» Given instruction:
Print the records again, character for character.
--- Given data ---
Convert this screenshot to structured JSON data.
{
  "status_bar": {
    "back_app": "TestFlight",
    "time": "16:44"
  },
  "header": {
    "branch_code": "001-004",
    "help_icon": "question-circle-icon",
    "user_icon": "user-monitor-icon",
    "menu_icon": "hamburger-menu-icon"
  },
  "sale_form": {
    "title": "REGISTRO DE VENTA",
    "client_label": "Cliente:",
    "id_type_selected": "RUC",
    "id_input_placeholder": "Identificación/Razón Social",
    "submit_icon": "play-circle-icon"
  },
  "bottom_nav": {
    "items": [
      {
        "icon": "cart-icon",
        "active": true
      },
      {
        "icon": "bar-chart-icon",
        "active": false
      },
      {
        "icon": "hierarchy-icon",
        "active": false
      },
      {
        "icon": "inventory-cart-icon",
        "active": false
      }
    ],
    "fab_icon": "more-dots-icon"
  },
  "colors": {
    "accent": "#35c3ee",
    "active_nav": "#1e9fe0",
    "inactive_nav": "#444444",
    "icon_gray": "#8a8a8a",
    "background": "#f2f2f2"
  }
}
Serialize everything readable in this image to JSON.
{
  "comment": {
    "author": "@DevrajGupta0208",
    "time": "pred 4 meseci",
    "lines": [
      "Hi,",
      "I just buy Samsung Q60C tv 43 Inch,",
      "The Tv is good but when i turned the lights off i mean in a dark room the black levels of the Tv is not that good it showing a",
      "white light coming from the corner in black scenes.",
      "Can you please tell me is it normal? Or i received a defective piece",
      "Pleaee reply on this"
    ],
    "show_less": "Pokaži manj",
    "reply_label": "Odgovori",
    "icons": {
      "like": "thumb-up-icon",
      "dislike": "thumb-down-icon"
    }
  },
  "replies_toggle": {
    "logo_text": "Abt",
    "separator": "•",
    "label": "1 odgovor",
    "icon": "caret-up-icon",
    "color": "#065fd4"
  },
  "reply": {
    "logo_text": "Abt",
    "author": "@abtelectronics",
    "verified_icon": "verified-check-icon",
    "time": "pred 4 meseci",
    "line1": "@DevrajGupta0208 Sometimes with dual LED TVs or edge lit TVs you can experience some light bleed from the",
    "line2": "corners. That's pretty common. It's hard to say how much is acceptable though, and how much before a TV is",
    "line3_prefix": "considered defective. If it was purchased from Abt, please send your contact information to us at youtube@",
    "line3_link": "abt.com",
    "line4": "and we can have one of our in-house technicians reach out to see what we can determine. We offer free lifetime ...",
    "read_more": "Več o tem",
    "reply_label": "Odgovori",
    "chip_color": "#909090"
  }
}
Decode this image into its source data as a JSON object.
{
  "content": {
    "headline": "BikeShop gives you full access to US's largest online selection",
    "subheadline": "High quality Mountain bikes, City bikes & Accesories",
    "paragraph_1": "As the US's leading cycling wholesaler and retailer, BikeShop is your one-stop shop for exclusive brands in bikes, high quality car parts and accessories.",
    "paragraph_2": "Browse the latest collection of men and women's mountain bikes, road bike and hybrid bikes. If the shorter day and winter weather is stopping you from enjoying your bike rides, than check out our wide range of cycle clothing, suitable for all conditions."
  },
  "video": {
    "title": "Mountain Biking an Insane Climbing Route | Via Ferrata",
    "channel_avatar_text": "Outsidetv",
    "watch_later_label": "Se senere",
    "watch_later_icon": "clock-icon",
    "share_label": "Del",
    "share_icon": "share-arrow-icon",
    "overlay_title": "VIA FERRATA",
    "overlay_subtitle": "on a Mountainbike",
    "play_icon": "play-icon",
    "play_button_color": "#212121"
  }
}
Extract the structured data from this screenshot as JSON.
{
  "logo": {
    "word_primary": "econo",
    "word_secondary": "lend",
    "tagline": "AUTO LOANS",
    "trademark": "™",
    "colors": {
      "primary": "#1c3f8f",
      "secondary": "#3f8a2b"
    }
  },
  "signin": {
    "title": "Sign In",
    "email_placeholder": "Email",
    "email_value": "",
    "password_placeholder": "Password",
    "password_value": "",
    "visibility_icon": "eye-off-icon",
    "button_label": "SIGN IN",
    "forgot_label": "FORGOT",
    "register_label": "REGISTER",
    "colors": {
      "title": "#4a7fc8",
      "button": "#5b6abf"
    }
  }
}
---
» Response to this exercise:
Convert this screenshot to structured JSON data.
{
  "status_bar": {
    "back_app": "TestFlight",
    "time": "16:44"
  },
  "header": {
    "branch_code": "001-004",
    "help_icon": "question-circle-icon",
    "user_icon": "user-monitor-icon",
    "menu_icon": "hamburger-menu-icon"
  },
  "sale_form": {
    "title": "REGISTRO DE VENTA",
    "client_label": "Cliente:",
    "id_type_selected": "RUC",
    "id_input_placeholder": "Identificación/Razón Social",
    "submit_icon": "play-circle-icon"
  },
  "bottom_nav": {
    "items": [
      {
        "icon": "cart-icon",
        "active": true
      },
      {
        "icon": "bar-chart-icon",
        "active": false
      },
      {
        "icon": "hierarchy-icon",
        "active": false
      },
      {
        "icon": "inventory-cart-icon",
        "active": false
      }
    ],
    "fab_icon": "more-dots-icon"
  },
  "colors": {
    "accent": "#35c3ee",
    "active_nav": "#1e9fe0",
    "inactive_nav": "#444444",
    "icon_gray": "#8a8a8a",
    "background": "#f2f2f2"
  }
}
Serialize everything readable in this image to JSON.
{
  "comment": {
    "author": "@DevrajGupta0208",
    "time": "pred 4 meseci",
    "lines": [
      "Hi,",
      "I just buy Samsung Q60C tv 43 Inch,",
      "The Tv is good but when i turned the lights off i mean in a dark room the black levels of the Tv is not that good it showing a",
      "white light coming from the corner in black scenes.",
      "Can you please tell me is it normal? Or i received a defective piece",
      "Pleaee reply on this"
    ],
    "show_less": "Pokaži manj",
    "reply_label": "Odgovori",
    "icons": {
      "like": "thumb-up-icon",
      "dislike": "thumb-down-icon"
    }
  },
  "replies_toggle": {
    "logo_text": "Abt",
    "separator": "•",
    "label": "1 odgovor",
    "icon": "caret-up-icon",
    "color": "#065fd4"
  },
  "reply": {
    "logo_text": "Abt",
    "author": "@abtelectronics",
    "verified_icon": "verified-check-icon",
    "time": "pred 4 meseci",
    "line1": "@DevrajGupta0208 Sometimes with dual LED TVs or edge lit TVs you can experience some light bleed from the",
    "line2": "corners. That's pretty common. It's hard to say how much is acceptable though, and how much before a TV is",
    "line3_prefix": "considered defective. If it was purchased from Abt, please send your contact information to us at youtube@",
    "line3_link": "abt.com",
    "line4": "and we can have one of our in-house technicians reach out to see what we can determine. We offer free lifetime ...",
    "read_more": "Več o tem",
    "reply_label": "Odgovori",
    "chip_color": "#909090"
  }
}
Decode this image into its source data as a JSON object.
{
  "content": {
    "headline": "BikeShop gives you full access to US's largest online selection",
    "subheadline": "High quality Mountain bikes, City bikes & Accesories",
    "paragraph_1": "As the US's leading cycling wholesaler and retailer, BikeShop is your one-stop shop for exclusive brands in bikes, high quality car parts and accessories.",
    "paragraph_2": "Browse the latest collection of men and women's mountain bikes, road bike and hybrid bikes. If the shorter day and winter weather is stopping you from enjoying your bike rides, than check out our wide range of cycle clothing, suitable for all conditions."
  },
  "video": {
    "title": "Mountain Biking an Insane Climbing Route | Via Ferrata",
    "channel_avatar_text": "Outsidetv",
    "watch_later_label": "Se senere",
    "watch_later_icon": "clock-icon",
    "share_label": "Del",
    "share_icon": "share-arrow-icon",
    "overlay_title": "VIA FERRATA",
    "overlay_subtitle": "on a Mountainbike",
    "play_icon": "play-icon",
    "play_button_color": "#212121"
  }
}
Extract the structured data from this screenshot as JSON.
{
  "logo": {
    "word_primary": "econo",
    "word_secondary": "lend",
    "tagline": "AUTO LOANS",
    "trademark": "™",
    "colors": {
      "primary": "#1c3f8f",
      "secondary": "#3f8a2b"
    }
  },
  "signin": {
    "title": "Sign In",
    "email_placeholder": "Email",
    "email_value": "",
    "password_placeholder": "Password",
    "password_value": "",
    "visibility_icon": "eye-off-icon",
    "button_label": "SIGN IN",
    "forgot_label": "FORGOT",
    "register_label": "REGISTER",
    "colors": {
      "title": "#4a7fc8",
      "button": "#5b6abf"
    }
  }
}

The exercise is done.